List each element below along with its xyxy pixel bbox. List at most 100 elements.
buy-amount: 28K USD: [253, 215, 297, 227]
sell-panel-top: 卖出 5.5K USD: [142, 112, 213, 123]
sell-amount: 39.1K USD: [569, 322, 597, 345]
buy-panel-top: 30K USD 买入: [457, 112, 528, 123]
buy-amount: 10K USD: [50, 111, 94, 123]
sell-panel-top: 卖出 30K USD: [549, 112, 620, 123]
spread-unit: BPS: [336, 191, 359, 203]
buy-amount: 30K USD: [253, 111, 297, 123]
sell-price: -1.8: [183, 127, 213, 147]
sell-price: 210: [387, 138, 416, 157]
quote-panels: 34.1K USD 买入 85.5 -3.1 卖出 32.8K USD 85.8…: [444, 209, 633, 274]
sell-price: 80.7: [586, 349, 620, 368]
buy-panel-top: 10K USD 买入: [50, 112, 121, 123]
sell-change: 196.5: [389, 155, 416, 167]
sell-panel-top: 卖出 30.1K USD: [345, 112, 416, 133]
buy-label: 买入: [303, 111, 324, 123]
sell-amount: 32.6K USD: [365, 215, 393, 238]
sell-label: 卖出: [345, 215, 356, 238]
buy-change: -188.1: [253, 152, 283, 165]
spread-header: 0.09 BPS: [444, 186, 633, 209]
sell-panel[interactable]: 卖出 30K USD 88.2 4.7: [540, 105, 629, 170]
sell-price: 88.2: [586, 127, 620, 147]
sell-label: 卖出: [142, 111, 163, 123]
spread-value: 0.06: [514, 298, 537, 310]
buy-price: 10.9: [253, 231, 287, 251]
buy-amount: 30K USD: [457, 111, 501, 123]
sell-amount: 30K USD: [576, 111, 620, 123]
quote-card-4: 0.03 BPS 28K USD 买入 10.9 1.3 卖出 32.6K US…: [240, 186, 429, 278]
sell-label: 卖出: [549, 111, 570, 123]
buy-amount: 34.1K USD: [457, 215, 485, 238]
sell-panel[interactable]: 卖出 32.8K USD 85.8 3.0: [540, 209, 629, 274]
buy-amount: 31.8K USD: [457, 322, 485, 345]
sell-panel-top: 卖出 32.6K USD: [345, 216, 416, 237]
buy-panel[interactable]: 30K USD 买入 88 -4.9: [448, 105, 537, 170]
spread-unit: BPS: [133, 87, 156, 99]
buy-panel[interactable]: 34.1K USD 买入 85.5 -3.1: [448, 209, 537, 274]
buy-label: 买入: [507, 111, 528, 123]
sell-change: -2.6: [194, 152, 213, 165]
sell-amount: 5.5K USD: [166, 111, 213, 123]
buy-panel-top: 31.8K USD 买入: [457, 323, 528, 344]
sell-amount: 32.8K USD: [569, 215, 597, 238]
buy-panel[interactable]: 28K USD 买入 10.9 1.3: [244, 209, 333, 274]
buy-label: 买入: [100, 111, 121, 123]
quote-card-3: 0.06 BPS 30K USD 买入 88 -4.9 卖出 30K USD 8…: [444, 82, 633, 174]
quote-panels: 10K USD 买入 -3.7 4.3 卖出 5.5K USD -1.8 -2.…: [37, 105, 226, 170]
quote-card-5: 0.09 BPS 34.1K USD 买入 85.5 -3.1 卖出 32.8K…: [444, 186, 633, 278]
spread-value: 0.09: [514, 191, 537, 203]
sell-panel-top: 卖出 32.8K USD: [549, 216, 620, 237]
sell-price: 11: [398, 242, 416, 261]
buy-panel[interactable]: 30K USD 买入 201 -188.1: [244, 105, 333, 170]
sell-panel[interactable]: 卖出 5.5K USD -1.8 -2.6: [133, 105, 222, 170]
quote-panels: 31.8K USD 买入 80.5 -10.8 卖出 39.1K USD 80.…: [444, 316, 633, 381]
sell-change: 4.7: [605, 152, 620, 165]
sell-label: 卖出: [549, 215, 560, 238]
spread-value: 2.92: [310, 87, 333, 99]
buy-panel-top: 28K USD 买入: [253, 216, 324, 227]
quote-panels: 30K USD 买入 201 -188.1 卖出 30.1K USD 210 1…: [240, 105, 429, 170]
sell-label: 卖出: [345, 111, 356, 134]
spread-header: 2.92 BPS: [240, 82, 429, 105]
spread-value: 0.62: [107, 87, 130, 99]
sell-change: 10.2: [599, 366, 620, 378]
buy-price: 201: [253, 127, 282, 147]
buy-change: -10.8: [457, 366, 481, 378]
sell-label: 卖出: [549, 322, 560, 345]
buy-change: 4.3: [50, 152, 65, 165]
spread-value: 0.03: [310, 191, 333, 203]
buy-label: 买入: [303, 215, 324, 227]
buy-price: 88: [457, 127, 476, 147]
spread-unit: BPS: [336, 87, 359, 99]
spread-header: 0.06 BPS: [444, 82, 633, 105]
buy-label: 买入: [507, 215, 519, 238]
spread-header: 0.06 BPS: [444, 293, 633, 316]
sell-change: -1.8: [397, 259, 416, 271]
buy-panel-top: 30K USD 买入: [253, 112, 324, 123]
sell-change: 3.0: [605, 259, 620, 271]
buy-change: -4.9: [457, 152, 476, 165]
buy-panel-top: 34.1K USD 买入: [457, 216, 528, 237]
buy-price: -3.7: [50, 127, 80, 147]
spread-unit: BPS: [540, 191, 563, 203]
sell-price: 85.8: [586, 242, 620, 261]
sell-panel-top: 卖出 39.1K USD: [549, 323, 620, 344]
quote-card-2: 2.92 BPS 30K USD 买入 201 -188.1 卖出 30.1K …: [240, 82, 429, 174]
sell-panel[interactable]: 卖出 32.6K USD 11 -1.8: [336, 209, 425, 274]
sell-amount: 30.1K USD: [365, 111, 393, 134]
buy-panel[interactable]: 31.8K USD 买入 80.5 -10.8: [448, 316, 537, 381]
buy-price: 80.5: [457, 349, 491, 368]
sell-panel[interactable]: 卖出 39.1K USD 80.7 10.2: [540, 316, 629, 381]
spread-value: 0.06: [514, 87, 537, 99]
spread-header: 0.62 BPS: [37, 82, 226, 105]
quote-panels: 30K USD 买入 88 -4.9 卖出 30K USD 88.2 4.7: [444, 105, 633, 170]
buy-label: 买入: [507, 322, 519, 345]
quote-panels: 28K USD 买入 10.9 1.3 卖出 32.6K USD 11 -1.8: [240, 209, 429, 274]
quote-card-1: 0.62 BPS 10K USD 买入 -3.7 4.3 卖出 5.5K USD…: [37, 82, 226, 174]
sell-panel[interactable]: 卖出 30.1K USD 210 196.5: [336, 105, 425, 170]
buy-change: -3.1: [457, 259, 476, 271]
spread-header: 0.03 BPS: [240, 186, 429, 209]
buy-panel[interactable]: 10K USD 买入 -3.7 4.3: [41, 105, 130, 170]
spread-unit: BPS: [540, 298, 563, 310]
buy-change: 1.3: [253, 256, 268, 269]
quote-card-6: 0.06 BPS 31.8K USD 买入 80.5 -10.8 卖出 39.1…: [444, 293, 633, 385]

**WHAT IS EXPECTED:** Can you render all the rows above as a JSON list of strings, with one string for each line and blank lines left out?

**EXERCISE SOLUTION:**
[
  "List each element below along with its xyxy pixel bbox. List at most 100 elements.",
  "buy-amount: 28K USD: [253, 215, 297, 227]",
  "sell-panel-top: 卖出 5.5K USD: [142, 112, 213, 123]",
  "sell-amount: 39.1K USD: [569, 322, 597, 345]",
  "buy-panel-top: 30K USD 买入: [457, 112, 528, 123]",
  "buy-amount: 10K USD: [50, 111, 94, 123]",
  "sell-panel-top: 卖出 30K USD: [549, 112, 620, 123]",
  "spread-unit: BPS: [336, 191, 359, 203]",
  "buy-amount: 30K USD: [253, 111, 297, 123]",
  "sell-price: -1.8: [183, 127, 213, 147]",
  "sell-price: 210: [387, 138, 416, 157]",
  "quote-panels: 34.1K USD 买入 85.5 -3.1 卖出 32.8K USD 85.8…: [444, 209, 633, 274]",
  "sell-price: 80.7: [586, 349, 620, 368]",
  "buy-panel-top: 10K USD 买入: [50, 112, 121, 123]",
  "sell-change: 196.5: [389, 155, 416, 167]",
  "sell-panel-top: 卖出 30.1K USD: [345, 112, 416, 133]",
  "buy-label: 买入: [303, 111, 324, 123]",
  "sell-amount: 32.6K USD: [365, 215, 393, 238]",
  "sell-label: 卖出: [345, 215, 356, 238]",
  "buy-change: -188.1: [253, 152, 283, 165]",
  "spread-header: 0.09 BPS: [444, 186, 633, 209]",
  "sell-panel[interactable]: 卖出 30K USD 88.2 4.7: [540, 105, 629, 170]",
  "sell-price: 88.2: [586, 127, 620, 147]",
  "sell-label: 卖出: [142, 111, 163, 123]",
  "spread-value: 0.06: [514, 298, 537, 310]",
  "buy-price: 10.9: [253, 231, 287, 251]",
  "buy-amount: 30K USD: [457, 111, 501, 123]",
  "sell-amount: 30K USD: [576, 111, 620, 123]",
  "quote-card-4: 0.03 BPS 28K USD 买入 10.9 1.3 卖出 32.6K US…: [240, 186, 429, 278]",
  "sell-label: 卖出: [549, 111, 570, 123]",
  "buy-amount: 34.1K USD: [457, 215, 485, 238]",
  "sell-panel[interactable]: 卖出 32.8K USD 85.8 3.0: [540, 209, 629, 274]",
  "buy-amount: 31.8K USD: [457, 322, 485, 345]",
  "sell-panel-top: 卖出 32.6K USD: [345, 216, 416, 237]",
  "buy-panel[interactable]: 30K USD 买入 88 -4.9: [448, 105, 537, 170]",
  "spread-unit: BPS: [133, 87, 156, 99]",
  "buy-panel[interactable]: 34.1K USD 买入 85.5 -3.1: [448, 209, 537, 274]",
  "buy-label: 买入: [507, 111, 528, 123]",
  "sell-change: -2.6: [194, 152, 213, 165]",
  "sell-amount: 5.5K USD: [166, 111, 213, 123]",
  "buy-panel-top: 31.8K USD 买入: [457, 323, 528, 344]",
  "sell-amount: 32.8K USD: [569, 215, 597, 238]",
  "buy-panel[interactable]: 28K USD 买入 10.9 1.3: [244, 209, 333, 274]",
  "buy-label: 买入: [100, 111, 121, 123]",
  "quote-card-3: 0.06 BPS 30K USD 买入 88 -4.9 卖出 30K USD 8…: [444, 82, 633, 174]",
  "quote-panels: 10K USD 买入 -3.7 4.3 卖出 5.5K USD -1.8 -2.…: [37, 105, 226, 170]",
  "quote-card-5: 0.09 BPS 34.1K USD 买入 85.5 -3.1 卖出 32.8K…: [444, 186, 633, 278]",
  "spread-value: 0.09: [514, 191, 537, 203]",
  "sell-panel-top: 卖出 32.8K USD: [549, 216, 620, 237]",
  "sell-price: 11: [398, 242, 416, 261]",
  "buy-panel[interactable]: 30K USD 买入 201 -188.1: [244, 105, 333, 170]",
  "sell-panel[interactable]: 卖出 5.5K USD -1.8 -2.6: [133, 105, 222, 170]",
  "quote-panels: 31.8K USD 买入 80.5 -10.8 卖出 39.1K USD 80.…: [444, 316, 633, 381]",
  "sell-change: 4.7: [605, 152, 620, 165]",
  "sell-label: 卖出: [549, 215, 560, 238]",
  "spread-value: 2.92: [310, 87, 333, 99]",
  "buy-panel-top: 28K USD 买入: [253, 216, 324, 227]",
  "quote-panels: 30K USD 买入 201 -188.1 卖出 30.1K USD 210 1…: [240, 105, 429, 170]",
  "sell-label: 卖出: [345, 111, 356, 134]",
  "spread-header: 2.92 BPS: [240, 82, 429, 105]",
  "spread-value: 0.62: [107, 87, 130, 99]",
  "sell-change: 10.2: [599, 366, 620, 378]",
  "buy-price: 201: [253, 127, 282, 147]",
  "buy-change: -10.8: [457, 366, 481, 378]",
  "sell-label: 卖出: [549, 322, 560, 345]",
  "buy-change: 4.3: [50, 152, 65, 165]",
  "spread-value: 0.03: [310, 191, 333, 203]",
  "buy-label: 买入: [303, 215, 324, 227]",
  "buy-price: 88: [457, 127, 476, 147]",
  "spread-unit: BPS: [336, 87, 359, 99]",
  "spread-header: 0.06 BPS: [444, 82, 633, 105]",
  "buy-label: 买入: [507, 215, 519, 238]",
  "spread-header: 0.06 BPS: [444, 293, 633, 316]",
  "sell-change: -1.8: [397, 259, 416, 271]",
  "buy-panel-top: 30K USD 买入: [253, 112, 324, 123]",
  "sell-change: 3.0: [605, 259, 620, 271]",
  "buy-change: -4.9: [457, 152, 476, 165]",
  "buy-panel-top: 34.1K USD 买入: [457, 216, 528, 237]",
  "buy-price: -3.7: [50, 127, 80, 147]",
  "spread-unit: BPS: [540, 191, 563, 203]",
  "sell-price: 85.8: [586, 242, 620, 261]",
  "sell-panel-top: 卖出 39.1K USD: [549, 323, 620, 344]",
  "quote-card-2: 2.92 BPS 30K USD 买入 201 -188.1 卖出 30.1K …: [240, 82, 429, 174]",
  "sell-panel[interactable]: 卖出 32.6K USD 11 -1.8: [336, 209, 425, 274]",
  "sell-amount: 30.1K USD: [365, 111, 393, 134]",
  "buy-panel[interactable]: 31.8K USD 买入 80.5 -10.8: [448, 316, 537, 381]",
  "buy-price: 80.5: [457, 349, 491, 368]",
  "sell-panel[interactable]: 卖出 39.1K USD 80.7 10.2: [540, 316, 629, 381]",
  "spread-value: 0.06: [514, 87, 537, 99]",
  "spread-header: 0.62 BPS: [37, 82, 226, 105]",
  "quote-panels: 30K USD 买入 88 -4.9 卖出 30K USD 88.2 4.7: [444, 105, 633, 170]",
  "buy-label: 买入: [507, 322, 519, 345]",
  "quote-panels: 28K USD 买入 10.9 1.3 卖出 32.6K USD 11 -1.8: [240, 209, 429, 274]",
  "quote-card-1: 0.62 BPS 10K USD 买入 -3.7 4.3 卖出 5.5K USD…: [37, 82, 226, 174]",
  "sell-panel[interactable]: 卖出 30.1K USD 210 196.5: [336, 105, 425, 170]",
  "buy-change: -3.1: [457, 259, 476, 271]",
  "spread-header: 0.03 BPS: [240, 186, 429, 209]",
  "buy-panel[interactable]: 10K USD 买入 -3.7 4.3: [41, 105, 130, 170]",
  "spread-unit: BPS: [540, 298, 563, 310]",
  "buy-change: 1.3: [253, 256, 268, 269]",
  "quote-card-6: 0.06 BPS 31.8K USD 买入 80.5 -10.8 卖出 39.1…: [444, 293, 633, 385]"
]